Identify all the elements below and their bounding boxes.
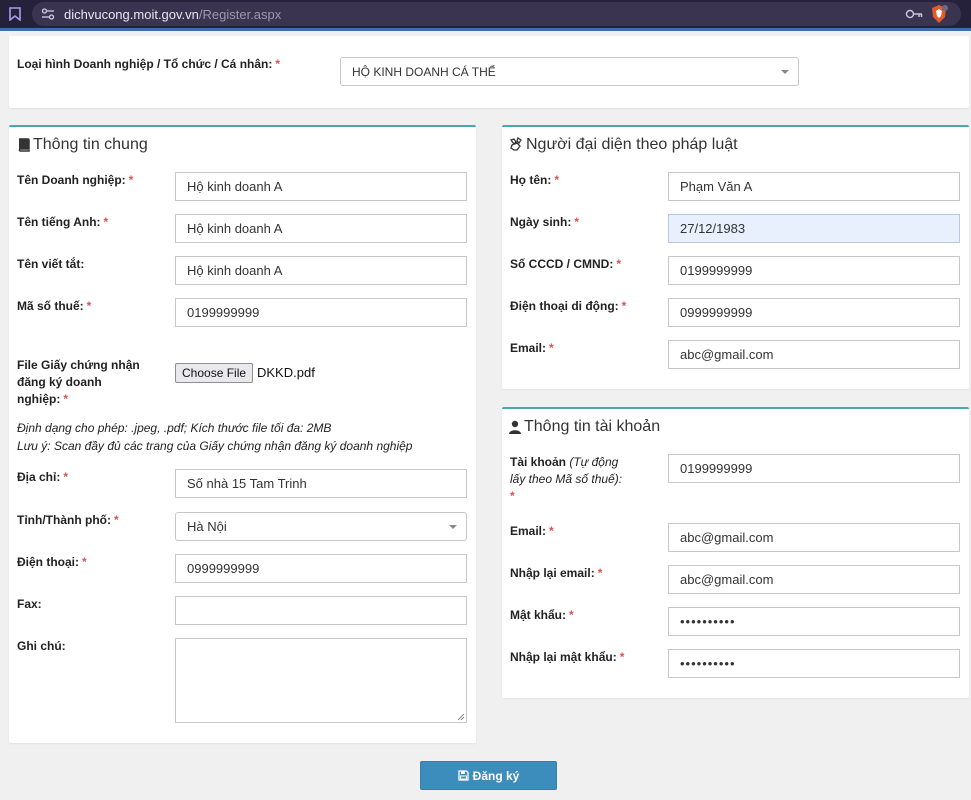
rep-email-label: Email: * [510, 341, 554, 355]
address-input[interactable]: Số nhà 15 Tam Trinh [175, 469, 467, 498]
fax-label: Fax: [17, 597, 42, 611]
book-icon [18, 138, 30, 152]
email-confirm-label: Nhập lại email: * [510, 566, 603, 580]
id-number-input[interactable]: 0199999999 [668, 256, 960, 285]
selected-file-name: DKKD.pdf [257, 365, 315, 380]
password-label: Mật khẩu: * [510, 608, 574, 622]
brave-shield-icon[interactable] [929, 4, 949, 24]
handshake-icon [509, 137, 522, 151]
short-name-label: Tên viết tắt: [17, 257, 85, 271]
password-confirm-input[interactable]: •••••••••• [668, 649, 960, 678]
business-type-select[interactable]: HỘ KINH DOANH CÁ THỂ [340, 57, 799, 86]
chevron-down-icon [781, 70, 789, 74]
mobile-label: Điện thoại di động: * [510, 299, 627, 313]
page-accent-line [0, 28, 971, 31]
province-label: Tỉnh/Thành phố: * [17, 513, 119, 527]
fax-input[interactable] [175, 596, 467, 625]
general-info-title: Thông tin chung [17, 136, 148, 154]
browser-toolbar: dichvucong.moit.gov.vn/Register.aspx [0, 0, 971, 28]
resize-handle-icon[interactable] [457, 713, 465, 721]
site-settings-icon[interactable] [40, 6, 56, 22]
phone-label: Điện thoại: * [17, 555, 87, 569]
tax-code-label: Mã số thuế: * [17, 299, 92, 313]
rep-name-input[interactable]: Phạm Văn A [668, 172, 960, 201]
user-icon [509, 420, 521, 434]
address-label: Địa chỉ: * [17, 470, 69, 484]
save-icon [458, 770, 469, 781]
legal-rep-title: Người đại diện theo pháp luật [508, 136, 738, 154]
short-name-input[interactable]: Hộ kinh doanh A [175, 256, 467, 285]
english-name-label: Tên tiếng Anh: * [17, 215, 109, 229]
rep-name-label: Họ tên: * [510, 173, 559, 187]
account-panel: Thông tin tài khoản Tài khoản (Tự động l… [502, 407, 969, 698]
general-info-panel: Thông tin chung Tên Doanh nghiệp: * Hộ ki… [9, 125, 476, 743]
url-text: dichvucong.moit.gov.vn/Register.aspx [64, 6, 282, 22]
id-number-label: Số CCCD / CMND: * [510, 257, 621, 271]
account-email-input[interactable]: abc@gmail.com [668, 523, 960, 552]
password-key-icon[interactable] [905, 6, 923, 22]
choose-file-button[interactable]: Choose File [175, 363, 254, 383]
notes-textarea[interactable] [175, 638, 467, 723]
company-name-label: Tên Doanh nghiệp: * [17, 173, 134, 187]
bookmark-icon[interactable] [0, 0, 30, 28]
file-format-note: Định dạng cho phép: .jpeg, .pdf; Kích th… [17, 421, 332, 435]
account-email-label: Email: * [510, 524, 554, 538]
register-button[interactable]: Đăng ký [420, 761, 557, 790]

EXERCISE |
Rewrite every line of the records above as a numbered list, skipping any blank lines and leaving the picture out of your answer.

EXERCISE SOLUTION |
1. Identify all the elements below and their bounding boxes.
2. rep-email-label: Email: * [510, 341, 554, 355]
3. address-input[interactable]: Số nhà 15 Tam Trinh [175, 469, 467, 498]
4. fax-label: Fax: [17, 597, 42, 611]
5. book-icon [18, 138, 30, 152]
6. email-confirm-label: Nhập lại email: * [510, 566, 603, 580]
7. id-number-input[interactable]: 0199999999 [668, 256, 960, 285]
8. selected-file-name: DKKD.pdf [257, 365, 315, 380]
9. password-label: Mật khẩu: * [510, 608, 574, 622]
10. brave-shield-icon[interactable] [929, 4, 949, 24]
11. handshake-icon [509, 137, 522, 151]
12. short-name-label: Tên viết tắt: [17, 257, 85, 271]
13. password-confirm-input[interactable]: •••••••••• [668, 649, 960, 678]
14. business-type-select[interactable]: HỘ KINH DOANH CÁ THỂ [340, 57, 799, 86]
15. chevron-down-icon [781, 70, 789, 74]
16. mobile-label: Điện thoại di động: * [510, 299, 627, 313]
17. page-accent-line [0, 28, 971, 31]
18. province-label: Tỉnh/Thành phố: * [17, 513, 119, 527]
19. fax-input[interactable] [175, 596, 467, 625]
20. general-info-title: Thông tin chung [17, 136, 148, 154]
21. browser-toolbar: dichvucong.moit.gov.vn/Register.aspx [0, 0, 971, 28]
22. resize-handle-icon[interactable] [457, 713, 465, 721]
23. site-settings-icon[interactable] [40, 6, 56, 22]
24. phone-label: Điện thoại: * [17, 555, 87, 569]
25. tax-code-label: Mã số thuế: * [17, 299, 92, 313]
26. rep-name-input[interactable]: Phạm Văn A [668, 172, 960, 201]
27. user-icon [509, 420, 521, 434]
28. address-label: Địa chỉ: * [17, 470, 69, 484]
29. save-icon [458, 770, 469, 781]
30. legal-rep-title: Người đại diện theo pháp luật [508, 136, 738, 154]
31. short-name-input[interactable]: Hộ kinh doanh A [175, 256, 467, 285]
32. english-name-label: Tên tiếng Anh: * [17, 215, 109, 229]
33. rep-name-label: Họ tên: * [510, 173, 559, 187]
34. account-panel: Thông tin tài khoản Tài khoản (Tự động l… [502, 407, 969, 698]
35. general-info-panel: Thông tin chung Tên Doanh nghiệp: * Hộ ki… [9, 125, 476, 743]
36. url-text: dichvucong.moit.gov.vn/Register.aspx [64, 6, 282, 22]
37. id-number-label: Số CCCD / CMND: * [510, 257, 621, 271]
38. account-email-input[interactable]: abc@gmail.com [668, 523, 960, 552]
39. password-key-icon[interactable] [905, 6, 923, 22]
40. choose-file-button[interactable]: Choose File [175, 363, 254, 383]
41. notes-textarea[interactable] [175, 638, 467, 723]
42. company-name-label: Tên Doanh nghiệp: * [17, 173, 134, 187]
43. bookmark-icon[interactable] [0, 0, 30, 28]
44. file-format-note: Định dạng cho phép: .jpeg, .pdf; Kích th… [17, 421, 332, 435]
45. account-email-label: Email: * [510, 524, 554, 538]
46. register-button[interactable]: Đăng ký [420, 761, 557, 790]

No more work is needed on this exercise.